## Set problem
Copy each line below without leaving any out.

(Records excerpted from a collection)
-- Start --

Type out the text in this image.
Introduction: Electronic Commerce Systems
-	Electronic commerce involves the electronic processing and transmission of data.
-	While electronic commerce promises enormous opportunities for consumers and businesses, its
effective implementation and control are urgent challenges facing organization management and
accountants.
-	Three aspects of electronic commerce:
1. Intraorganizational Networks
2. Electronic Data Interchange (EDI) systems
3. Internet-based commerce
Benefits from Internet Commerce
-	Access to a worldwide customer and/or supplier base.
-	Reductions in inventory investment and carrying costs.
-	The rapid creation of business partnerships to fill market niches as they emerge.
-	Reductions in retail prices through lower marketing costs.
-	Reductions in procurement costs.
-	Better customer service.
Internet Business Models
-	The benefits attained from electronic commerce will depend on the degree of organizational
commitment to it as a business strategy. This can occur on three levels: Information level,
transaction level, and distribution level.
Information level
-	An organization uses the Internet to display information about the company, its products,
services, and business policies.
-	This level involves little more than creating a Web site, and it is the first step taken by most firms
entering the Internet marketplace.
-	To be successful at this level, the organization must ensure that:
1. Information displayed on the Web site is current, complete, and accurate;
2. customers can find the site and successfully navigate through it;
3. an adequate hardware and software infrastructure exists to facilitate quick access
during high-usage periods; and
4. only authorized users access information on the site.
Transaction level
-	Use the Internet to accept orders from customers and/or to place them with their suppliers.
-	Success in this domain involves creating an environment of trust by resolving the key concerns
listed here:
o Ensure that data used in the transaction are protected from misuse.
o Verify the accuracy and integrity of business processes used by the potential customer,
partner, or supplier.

-- End --

## Solution for this task
Type out the text in this image.
Introduction: Electronic Commerce Systems
-	Electronic commerce involves the electronic processing and transmission of data.
-	While electronic commerce promises enormous opportunities for consumers and businesses, its
effective implementation and control are urgent challenges facing organization management and
accountants.
-	Three aspects of electronic commerce:
1. Intraorganizational Networks
2. Electronic Data Interchange (EDI) systems
3. Internet-based commerce
Benefits from Internet Commerce
-	Access to a worldwide customer and/or supplier base.
-	Reductions in inventory investment and carrying costs.
-	The rapid creation of business partnerships to fill market niches as they emerge.
-	Reductions in retail prices through lower marketing costs.
-	Reductions in procurement costs.
-	Better customer service.
Internet Business Models
-	The benefits attained from electronic commerce will depend on the degree of organizational
commitment to it as a business strategy. This can occur on three levels: Information level,
transaction level, and distribution level.
Information level
-	An organization uses the Internet to display information about the company, its products,
services, and business policies.
-	This level involves little more than creating a Web site, and it is the first step taken by most firms
entering the Internet marketplace.
-	To be successful at this level, the organization must ensure that:
1. Information displayed on the Web site is current, complete, and accurate;
2. customers can find the site and successfully navigate through it;
3. an adequate hardware and software infrastructure exists to facilitate quick access
during high-usage periods; and
4. only authorized users access information on the site.
Transaction level
-	Use the Internet to accept orders from customers and/or to place them with their suppliers.
-	Success in this domain involves creating an environment of trust by resolving the key concerns
listed here:
o Ensure that data used in the transaction are protected from misuse.
o Verify the accuracy and integrity of business processes used by the potential customer,
partner, or supplier.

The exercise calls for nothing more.